- **WRITTEN REQUEST**:
Render the following material again verbatim, leaving nothing out.
+ + +
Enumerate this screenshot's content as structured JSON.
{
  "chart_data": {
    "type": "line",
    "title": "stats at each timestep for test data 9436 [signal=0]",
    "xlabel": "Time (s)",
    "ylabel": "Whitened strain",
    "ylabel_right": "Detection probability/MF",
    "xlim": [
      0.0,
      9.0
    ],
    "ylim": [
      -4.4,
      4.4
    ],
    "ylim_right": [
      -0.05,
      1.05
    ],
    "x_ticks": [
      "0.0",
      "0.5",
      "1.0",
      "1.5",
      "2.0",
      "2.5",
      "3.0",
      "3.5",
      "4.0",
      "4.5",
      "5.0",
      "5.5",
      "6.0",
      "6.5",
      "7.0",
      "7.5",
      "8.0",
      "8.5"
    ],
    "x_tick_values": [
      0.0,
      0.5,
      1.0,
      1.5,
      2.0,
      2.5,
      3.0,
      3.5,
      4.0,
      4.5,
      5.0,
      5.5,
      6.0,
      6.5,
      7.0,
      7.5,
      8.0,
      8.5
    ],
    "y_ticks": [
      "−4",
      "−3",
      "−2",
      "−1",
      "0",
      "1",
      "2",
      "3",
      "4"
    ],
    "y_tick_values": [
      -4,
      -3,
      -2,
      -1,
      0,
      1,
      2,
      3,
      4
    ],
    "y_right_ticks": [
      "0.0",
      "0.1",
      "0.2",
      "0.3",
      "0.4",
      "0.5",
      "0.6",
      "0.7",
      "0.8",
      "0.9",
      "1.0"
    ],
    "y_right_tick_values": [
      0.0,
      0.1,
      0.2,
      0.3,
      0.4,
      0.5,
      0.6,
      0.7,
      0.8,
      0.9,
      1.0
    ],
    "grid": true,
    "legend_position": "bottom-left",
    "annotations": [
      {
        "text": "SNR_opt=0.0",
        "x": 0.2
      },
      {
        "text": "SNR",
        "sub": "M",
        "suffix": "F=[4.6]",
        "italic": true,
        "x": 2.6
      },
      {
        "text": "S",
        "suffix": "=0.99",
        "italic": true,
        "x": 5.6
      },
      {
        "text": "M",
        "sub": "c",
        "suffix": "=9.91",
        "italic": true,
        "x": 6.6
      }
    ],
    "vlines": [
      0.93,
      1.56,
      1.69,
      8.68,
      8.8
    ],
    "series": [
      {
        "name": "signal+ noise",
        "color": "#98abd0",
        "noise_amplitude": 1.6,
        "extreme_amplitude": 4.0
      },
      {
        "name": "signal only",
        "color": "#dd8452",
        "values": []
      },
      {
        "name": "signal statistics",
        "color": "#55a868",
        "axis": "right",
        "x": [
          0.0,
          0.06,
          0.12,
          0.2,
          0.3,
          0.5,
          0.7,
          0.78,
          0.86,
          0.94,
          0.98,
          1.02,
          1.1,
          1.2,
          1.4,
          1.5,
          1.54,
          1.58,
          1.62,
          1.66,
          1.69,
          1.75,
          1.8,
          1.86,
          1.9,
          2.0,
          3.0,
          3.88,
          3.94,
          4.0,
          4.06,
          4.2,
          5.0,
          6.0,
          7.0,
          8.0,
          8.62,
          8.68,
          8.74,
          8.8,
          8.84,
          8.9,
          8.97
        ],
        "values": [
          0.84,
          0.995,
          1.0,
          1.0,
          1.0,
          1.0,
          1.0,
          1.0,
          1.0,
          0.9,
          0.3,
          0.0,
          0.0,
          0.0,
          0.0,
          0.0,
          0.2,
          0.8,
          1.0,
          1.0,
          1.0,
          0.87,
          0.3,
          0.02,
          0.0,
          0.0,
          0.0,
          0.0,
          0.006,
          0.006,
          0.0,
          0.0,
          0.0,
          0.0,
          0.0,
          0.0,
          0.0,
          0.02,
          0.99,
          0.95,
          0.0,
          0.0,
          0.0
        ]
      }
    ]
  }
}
+ + +
- **ANSWER TO THIS EXERCISE**:
Enumerate this screenshot's content as structured JSON.
{
  "chart_data": {
    "type": "line",
    "title": "stats at each timestep for test data 9436 [signal=0]",
    "xlabel": "Time (s)",
    "ylabel": "Whitened strain",
    "ylabel_right": "Detection probability/MF",
    "xlim": [
      0.0,
      9.0
    ],
    "ylim": [
      -4.4,
      4.4
    ],
    "ylim_right": [
      -0.05,
      1.05
    ],
    "x_ticks": [
      "0.0",
      "0.5",
      "1.0",
      "1.5",
      "2.0",
      "2.5",
      "3.0",
      "3.5",
      "4.0",
      "4.5",
      "5.0",
      "5.5",
      "6.0",
      "6.5",
      "7.0",
      "7.5",
      "8.0",
      "8.5"
    ],
    "x_tick_values": [
      0.0,
      0.5,
      1.0,
      1.5,
      2.0,
      2.5,
      3.0,
      3.5,
      4.0,
      4.5,
      5.0,
      5.5,
      6.0,
      6.5,
      7.0,
      7.5,
      8.0,
      8.5
    ],
    "y_ticks": [
      "−4",
      "−3",
      "−2",
      "−1",
      "0",
      "1",
      "2",
      "3",
      "4"
    ],
    "y_tick_values": [
      -4,
      -3,
      -2,
      -1,
      0,
      1,
      2,
      3,
      4
    ],
    "y_right_ticks": [
      "0.0",
      "0.1",
      "0.2",
      "0.3",
      "0.4",
      "0.5",
      "0.6",
      "0.7",
      "0.8",
      "0.9",
      "1.0"
    ],
    "y_right_tick_values": [
      0.0,
      0.1,
      0.2,
      0.3,
      0.4,
      0.5,
      0.6,
      0.7,
      0.8,
      0.9,
      1.0
    ],
    "grid": true,
    "legend_position": "bottom-left",
    "annotations": [
      {
        "text": "SNR_opt=0.0",
        "x": 0.2
      },
      {
        "text": "SNR",
        "sub": "M",
        "suffix": "F=[4.6]",
        "italic": true,
        "x": 2.6
      },
      {
        "text": "S",
        "suffix": "=0.99",
        "italic": true,
        "x": 5.6
      },
      {
        "text": "M",
        "sub": "c",
        "suffix": "=9.91",
        "italic": true,
        "x": 6.6
      }
    ],
    "vlines": [
      0.93,
      1.56,
      1.69,
      8.68,
      8.8
    ],
    "series": [
      {
        "name": "signal+ noise",
        "color": "#98abd0",
        "noise_amplitude": 1.6,
        "extreme_amplitude": 4.0
      },
      {
        "name": "signal only",
        "color": "#dd8452",
        "values": []
      },
      {
        "name": "signal statistics",
        "color": "#55a868",
        "axis": "right",
        "x": [
          0.0,
          0.06,
          0.12,
          0.2,
          0.3,
          0.5,
          0.7,
          0.78,
          0.86,
          0.94,
          0.98,
          1.02,
          1.1,
          1.2,
          1.4,
          1.5,
          1.54,
          1.58,
          1.62,
          1.66,
          1.69,
          1.75,
          1.8,
          1.86,
          1.9,
          2.0,
          3.0,
          3.88,
          3.94,
          4.0,
          4.06,
          4.2,
          5.0,
          6.0,
          7.0,
          8.0,
          8.62,
          8.68,
          8.74,
          8.8,
          8.84,
          8.9,
          8.97
        ],
        "values": [
          0.84,
          0.995,
          1.0,
          1.0,
          1.0,
          1.0,
          1.0,
          1.0,
          1.0,
          0.9,
          0.3,
          0.0,
          0.0,
          0.0,
          0.0,
          0.0,
          0.2,
          0.8,
          1.0,
          1.0,
          1.0,
          0.87,
          0.3,
          0.02,
          0.0,
          0.0,
          0.0,
          0.0,
          0.006,
          0.006,
          0.0,
          0.0,
          0.0,
          0.0,
          0.0,
          0.0,
          0.0,
          0.02,
          0.99,
          0.95,
          0.0,
          0.0,
          0.0
        ]
      }
    ]
  }
}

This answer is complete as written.